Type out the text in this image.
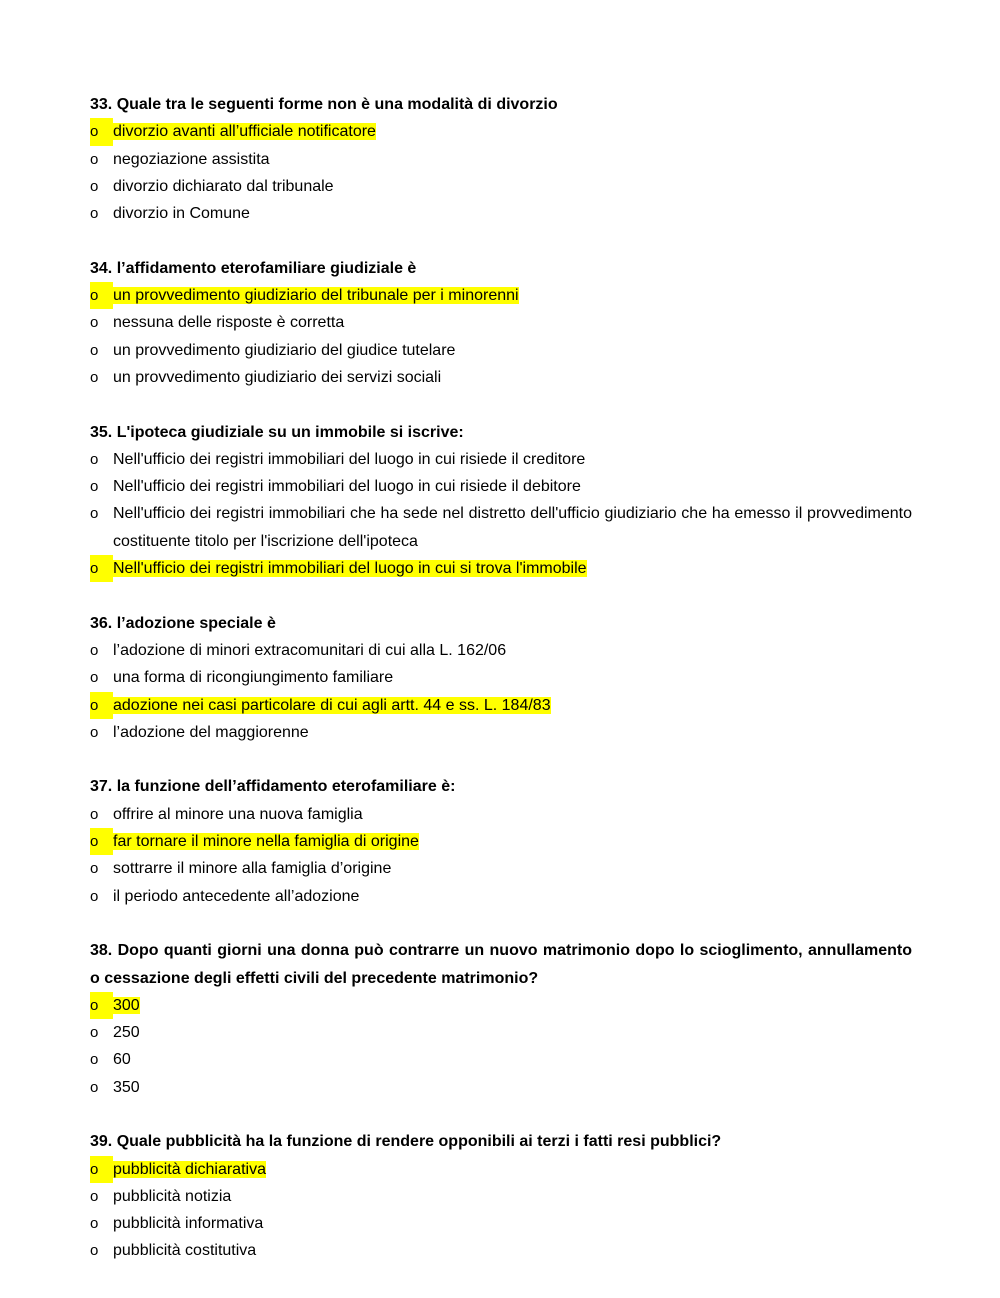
33. Quale tra le seguenti forme non è una modalità di divorzio

o divorzio avanti all’ufficiale notificatore
o negoziazione assistita
o divorzio dichiarato dal tribunale
o divorzio in Comune

34. l’affidamento eterofamiliare giudiziale è

o un provvedimento giudiziario del tribunale per i minorenni
o nessuna delle risposte è corretta
o un provvedimento giudiziario del giudice tutelare
o un provvedimento giudiziario dei servizi sociali

35. L'ipoteca giudiziale su un immobile si iscrive:

o Nell'ufficio dei registri immobiliari del luogo in cui risiede il creditore
o Nell'ufficio dei registri immobiliari del luogo in cui risiede il debitore
o Nell'ufficio dei registri immobiliari che ha sede nel distretto dell'ufficio giudiziario che ha emesso il provvedimento costituente titolo per l'iscrizione dell'ipoteca
o Nell'ufficio dei registri immobiliari del luogo in cui si trova l'immobile

36. l’adozione speciale è

o l’adozione di minori extracomunitari di cui alla L. 162/06
o una forma di ricongiungimento familiare
o adozione nei casi particolare di cui agli artt. 44 e ss. L. 184/83
o l’adozione del maggiorenne

37. la funzione dell’affidamento eterofamiliare è:

o offrire al minore una nuova famiglia
o far tornare il minore nella famiglia di origine
o sottrarre il minore alla famiglia d’origine
o il periodo antecedente all’adozione

38. Dopo quanti giorni una donna può contrarre un nuovo matrimonio dopo lo scioglimento, annullamento o cessazione degli effetti civili del precedente matrimonio?

o 300
o 250
o 60
o 350

39. Quale pubblicità ha la funzione di rendere opponibili ai terzi i fatti resi pubblici?

o pubblicità dichiarativa
o pubblicità notizia
o pubblicità informativa
o pubblicità costitutiva
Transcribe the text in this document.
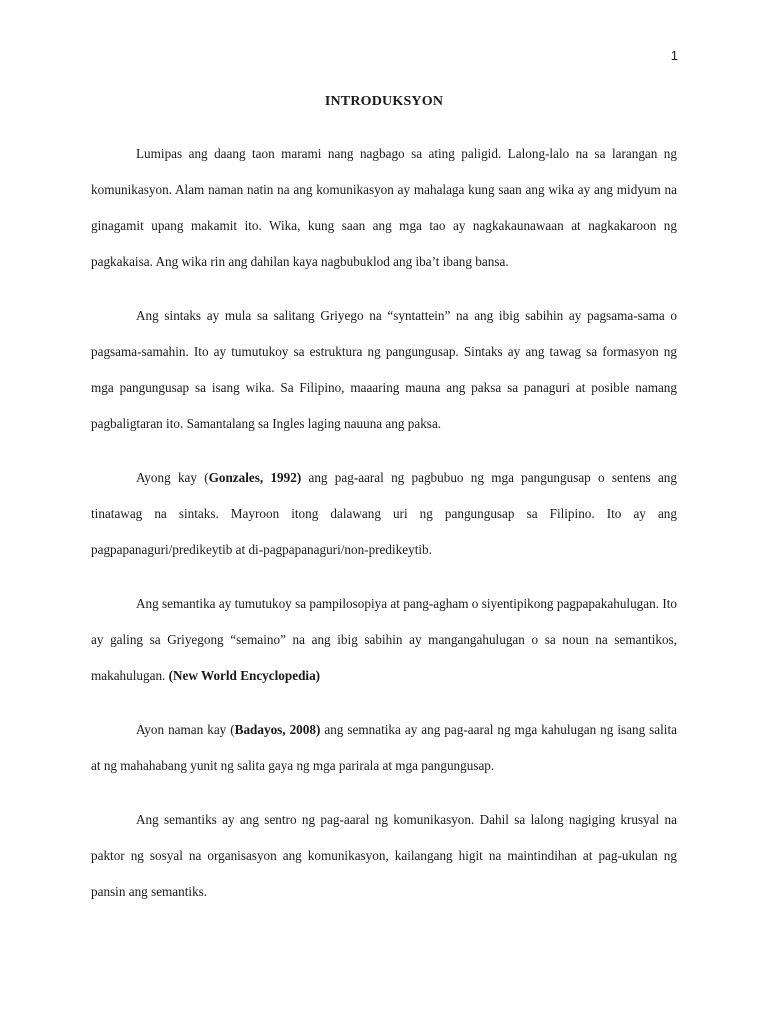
1
INTRODUKSYON

Lumipas ang daang taon marami nang nagbago sa ating paligid. Lalong-lalo na sa larangan ng komunikasyon. Alam naman natin na ang komunikasyon ay mahalaga kung saan ang wika ay ang midyum na ginagamit upang makamit ito. Wika, kung saan ang mga tao ay nagkakaunawaan at nagkakaroon ng pagkakaisa. Ang wika rin ang dahilan kaya nagbubuklod ang iba’t ibang bansa.

Ang sintaks ay mula sa salitang Griyego na “syntattein” na ang ibig sabihin ay pagsama-sama o pagsama-samahin. Ito ay tumutukoy sa estruktura ng pangungusap. Sintaks ay ang tawag sa formasyon ng mga pangungusap sa isang wika. Sa Filipino, maaaring mauna ang paksa sa panaguri at posible namang pagbaligtaran ito. Samantalang sa Ingles laging nauuna ang paksa.

Ayong kay (Gonzales, 1992) ang pag-aaral ng pagbubuo ng mga pangungusap o sentens ang tinatawag na sintaks. Mayroon itong dalawang uri ng pangungusap sa Filipino. Ito ay ang pagpapanaguri/predikeytib at di-pagpapanaguri/non-predikeytib.

Ang semantika ay tumutukoy sa pampilosopiya at pang-agham o siyentipikong pagpapakahulugan. Ito ay galing sa Griyegong “semaino” na ang ibig sabihin ay mangangahulugan o sa noun na semantikos, makahulugan. (New World Encyclopedia)

Ayon naman kay (Badayos, 2008) ang semnatika ay ang pag-aaral ng mga kahulugan ng isang salita at ng mahahabang yunit ng salita gaya ng mga parirala at mga pangungusap.

Ang semantiks ay ang sentro ng pag-aaral ng komunikasyon. Dahil sa lalong nagiging krusyal na paktor ng sosyal na organisasyon ang komunikasyon, kailangang higit na maintindihan at pag-ukulan ng pansin ang semantiks.
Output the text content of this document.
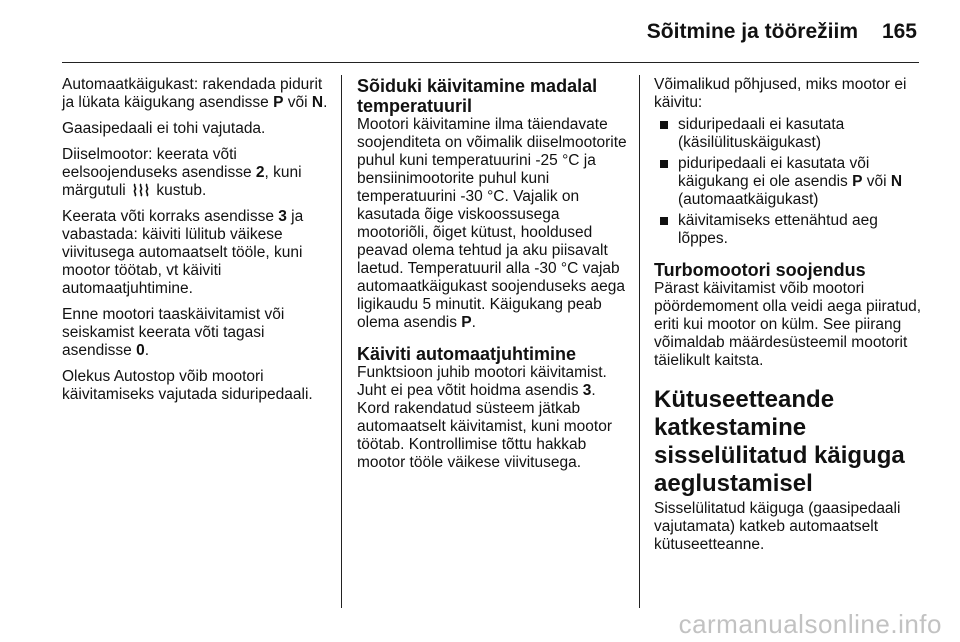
Sõitmine ja töörežiim 165

Automaatkäigukast: rakendada pidurit ja lükata käigukang asendisse P või N.

Gaasipedaali ei tohi vajutada.

Diiselmootor: keerata võti eelsoojenduseks asendisse 2, kuni märgutuli  kustub.

Keerata võti korraks asendisse 3 ja vabastada: käiviti lülitub väikese viivitusega automaatselt tööle, kuni mootor töötab, vt käiviti automaatjuhtimine.

Enne mootori taaskäivitamist või seiskamist keerata võti tagasi asendisse 0.

Olekus Autostop võib mootori käivitamiseks vajutada siduripedaali.

Sõiduki käivitamine madalal temperatuuril

Mootori käivitamine ilma täiendavate soojenditeta on võimalik diiselmootorite puhul kuni temperatuurini -25 °C ja bensiinimootorite puhul kuni temperatuurini -30 °C. Vajalik on kasutada õige viskoossusega mootoriõli, õiget kütust, hooldused peavad olema tehtud ja aku piisavalt laetud. Temperatuuril alla -30 °C vajab automaatkäigukast soojenduseks aega ligikaudu 5 minutit. Käigukang peab olema asendis P.

Käiviti automaatjuhtimine

Funktsioon juhib mootori käivitamist. Juht ei pea võtit hoidma asendis 3. Kord rakendatud süsteem jätkab automaatselt käivitamist, kuni mootor töötab. Kontrollimise tõttu hakkab mootor tööle väikese viivitusega.

Võimalikud põhjused, miks mootor ei käivitu:

siduripedaali ei kasutata (käsilülituskäigukast)
piduripedaali ei kasutata või käigukang ei ole asendis P või N (automaatkäigukast)
käivitamiseks ettenähtud aeg lõppes.
Turbomootori soojendus

Pärast käivitamist võib mootori pöördemoment olla veidi aega piiratud, eriti kui mootor on külm. See piirang võimaldab määrdesüsteemil mootorit täielikult kaitsta.

Kütuseetteande katkestamine sisselülitatud käiguga aeglustamisel

Sisselülitatud käiguga (gaasipedaali vajutamata) katkeb automaatselt kütuseetteanne.

carmanualsonline.info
────────────────────────────────────────
Task to carry out:
Gather and copy every line of the data in which the string "immobile" is found.

Written response:
35. L'ipoteca giudiziale su un immobile si iscrive:
o Nell'ufficio dei registri immobiliari del luogo in cui si trova l'immobile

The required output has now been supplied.